Output the rows from the line containing "tab-notes[interactable]: Notes [683,262,729,282]" through the line containing "dob-field[interactable]: 4/7/1987 [356,549,463,567]", inclusive, as a numbered list, leaving out any blank lines.

Listings of boxed layout items
■ ■ ■
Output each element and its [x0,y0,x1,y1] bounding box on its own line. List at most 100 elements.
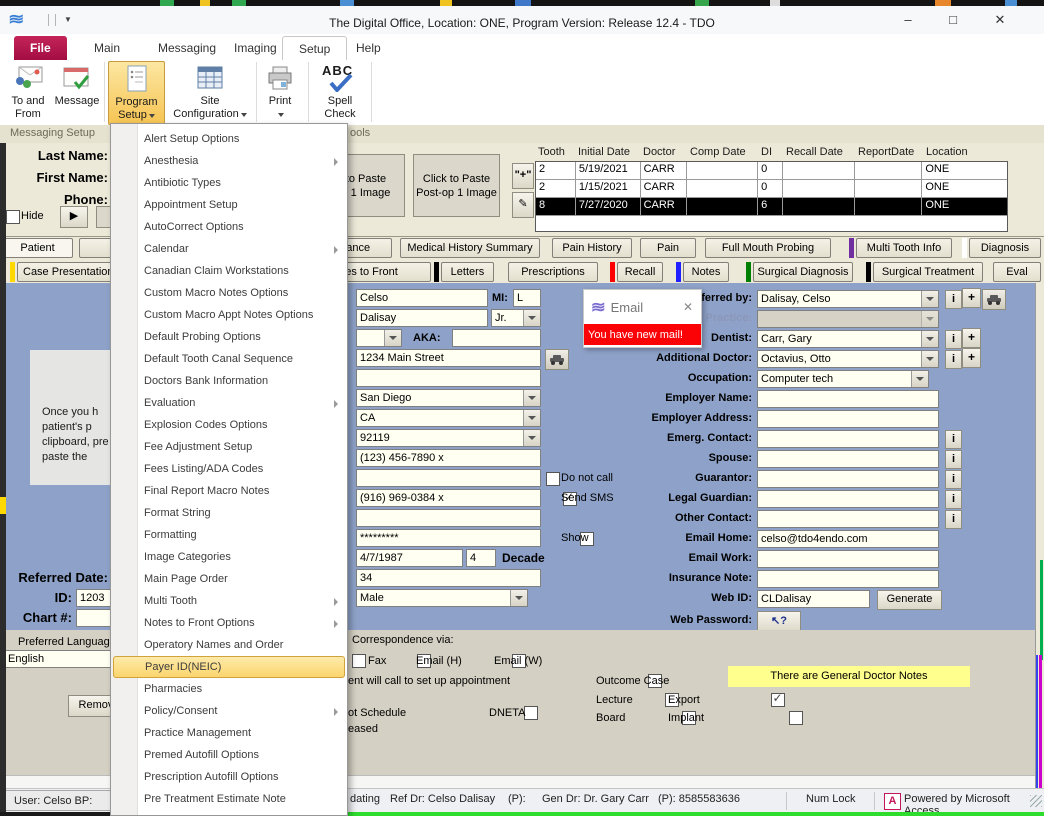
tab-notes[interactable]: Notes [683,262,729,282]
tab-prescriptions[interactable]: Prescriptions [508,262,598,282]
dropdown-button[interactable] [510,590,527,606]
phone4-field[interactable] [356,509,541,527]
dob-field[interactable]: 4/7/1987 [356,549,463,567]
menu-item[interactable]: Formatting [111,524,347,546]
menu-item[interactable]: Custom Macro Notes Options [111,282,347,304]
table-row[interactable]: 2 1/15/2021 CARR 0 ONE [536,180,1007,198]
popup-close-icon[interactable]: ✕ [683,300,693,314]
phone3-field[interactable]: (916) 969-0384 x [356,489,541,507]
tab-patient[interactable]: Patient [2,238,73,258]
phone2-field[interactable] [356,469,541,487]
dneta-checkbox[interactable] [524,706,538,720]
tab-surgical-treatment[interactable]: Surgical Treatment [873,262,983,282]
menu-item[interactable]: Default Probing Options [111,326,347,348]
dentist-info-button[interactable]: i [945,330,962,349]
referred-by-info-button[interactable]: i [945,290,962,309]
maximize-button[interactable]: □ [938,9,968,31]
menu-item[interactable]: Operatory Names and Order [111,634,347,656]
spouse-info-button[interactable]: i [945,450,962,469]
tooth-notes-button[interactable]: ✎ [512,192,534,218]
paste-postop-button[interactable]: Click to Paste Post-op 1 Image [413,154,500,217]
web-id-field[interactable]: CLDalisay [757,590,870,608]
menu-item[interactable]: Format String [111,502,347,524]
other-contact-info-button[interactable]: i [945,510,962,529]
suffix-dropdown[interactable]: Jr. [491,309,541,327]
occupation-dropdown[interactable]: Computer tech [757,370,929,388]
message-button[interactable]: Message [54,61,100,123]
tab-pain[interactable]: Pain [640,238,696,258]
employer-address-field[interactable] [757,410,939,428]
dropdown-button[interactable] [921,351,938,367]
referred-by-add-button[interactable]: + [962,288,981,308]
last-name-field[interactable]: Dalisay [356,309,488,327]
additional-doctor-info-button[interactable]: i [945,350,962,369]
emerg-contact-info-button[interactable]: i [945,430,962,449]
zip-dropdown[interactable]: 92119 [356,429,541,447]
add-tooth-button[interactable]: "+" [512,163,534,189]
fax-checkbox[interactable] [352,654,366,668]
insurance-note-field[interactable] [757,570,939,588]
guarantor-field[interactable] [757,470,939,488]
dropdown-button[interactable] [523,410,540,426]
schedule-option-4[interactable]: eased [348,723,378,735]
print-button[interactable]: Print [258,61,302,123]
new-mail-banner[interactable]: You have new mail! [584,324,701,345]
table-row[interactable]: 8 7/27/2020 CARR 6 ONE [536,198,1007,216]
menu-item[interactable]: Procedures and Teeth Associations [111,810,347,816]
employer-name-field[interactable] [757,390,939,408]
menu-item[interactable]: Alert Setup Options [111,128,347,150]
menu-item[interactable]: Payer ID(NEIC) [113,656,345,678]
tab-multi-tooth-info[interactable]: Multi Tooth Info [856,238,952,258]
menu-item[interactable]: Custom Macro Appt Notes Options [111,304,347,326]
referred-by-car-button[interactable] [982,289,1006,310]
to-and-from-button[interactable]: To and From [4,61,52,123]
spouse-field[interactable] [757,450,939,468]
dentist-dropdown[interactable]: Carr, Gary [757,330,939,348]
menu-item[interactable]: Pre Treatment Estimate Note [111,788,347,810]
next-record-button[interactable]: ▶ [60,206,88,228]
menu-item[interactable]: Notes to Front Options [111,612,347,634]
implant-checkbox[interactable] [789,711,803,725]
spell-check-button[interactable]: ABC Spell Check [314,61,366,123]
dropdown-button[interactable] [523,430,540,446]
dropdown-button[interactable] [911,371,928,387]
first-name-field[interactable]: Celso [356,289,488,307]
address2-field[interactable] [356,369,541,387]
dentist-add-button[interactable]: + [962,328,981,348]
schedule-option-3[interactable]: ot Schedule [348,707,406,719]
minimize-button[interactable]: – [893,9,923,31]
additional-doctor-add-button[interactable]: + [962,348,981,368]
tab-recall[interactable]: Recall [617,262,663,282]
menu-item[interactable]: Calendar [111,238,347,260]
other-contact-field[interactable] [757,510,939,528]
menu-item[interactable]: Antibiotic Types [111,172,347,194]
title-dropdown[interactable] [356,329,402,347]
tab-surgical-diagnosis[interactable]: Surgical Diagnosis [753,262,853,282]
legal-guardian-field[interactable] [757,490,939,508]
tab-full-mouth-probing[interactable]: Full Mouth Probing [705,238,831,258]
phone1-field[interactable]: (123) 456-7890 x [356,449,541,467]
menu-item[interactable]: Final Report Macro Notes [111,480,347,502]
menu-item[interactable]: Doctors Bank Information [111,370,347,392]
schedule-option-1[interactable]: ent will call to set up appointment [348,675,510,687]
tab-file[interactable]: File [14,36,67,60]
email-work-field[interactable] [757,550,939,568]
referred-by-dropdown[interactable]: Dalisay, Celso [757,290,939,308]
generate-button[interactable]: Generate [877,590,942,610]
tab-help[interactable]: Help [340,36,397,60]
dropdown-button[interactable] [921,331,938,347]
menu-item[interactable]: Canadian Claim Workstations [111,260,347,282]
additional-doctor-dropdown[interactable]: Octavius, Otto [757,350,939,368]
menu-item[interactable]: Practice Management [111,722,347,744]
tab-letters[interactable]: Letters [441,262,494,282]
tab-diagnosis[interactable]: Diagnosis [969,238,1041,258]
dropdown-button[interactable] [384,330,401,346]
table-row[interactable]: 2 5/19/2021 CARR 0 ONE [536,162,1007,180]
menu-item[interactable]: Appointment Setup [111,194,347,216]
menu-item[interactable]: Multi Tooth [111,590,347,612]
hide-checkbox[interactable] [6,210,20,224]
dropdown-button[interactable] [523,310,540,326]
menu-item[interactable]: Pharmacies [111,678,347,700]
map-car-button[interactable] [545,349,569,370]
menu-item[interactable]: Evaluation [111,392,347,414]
■ ■ ■
TASK OUTPUT:
1. tab-notes[interactable]: Notes [683,262,729,282]
2. tab-prescriptions[interactable]: Prescriptions [508,262,598,282]
3. dropdown-button[interactable] [510,590,527,606]
4. phone4-field[interactable] [356,509,541,527]
5. dob-field[interactable]: 4/7/1987 [356,549,463,567]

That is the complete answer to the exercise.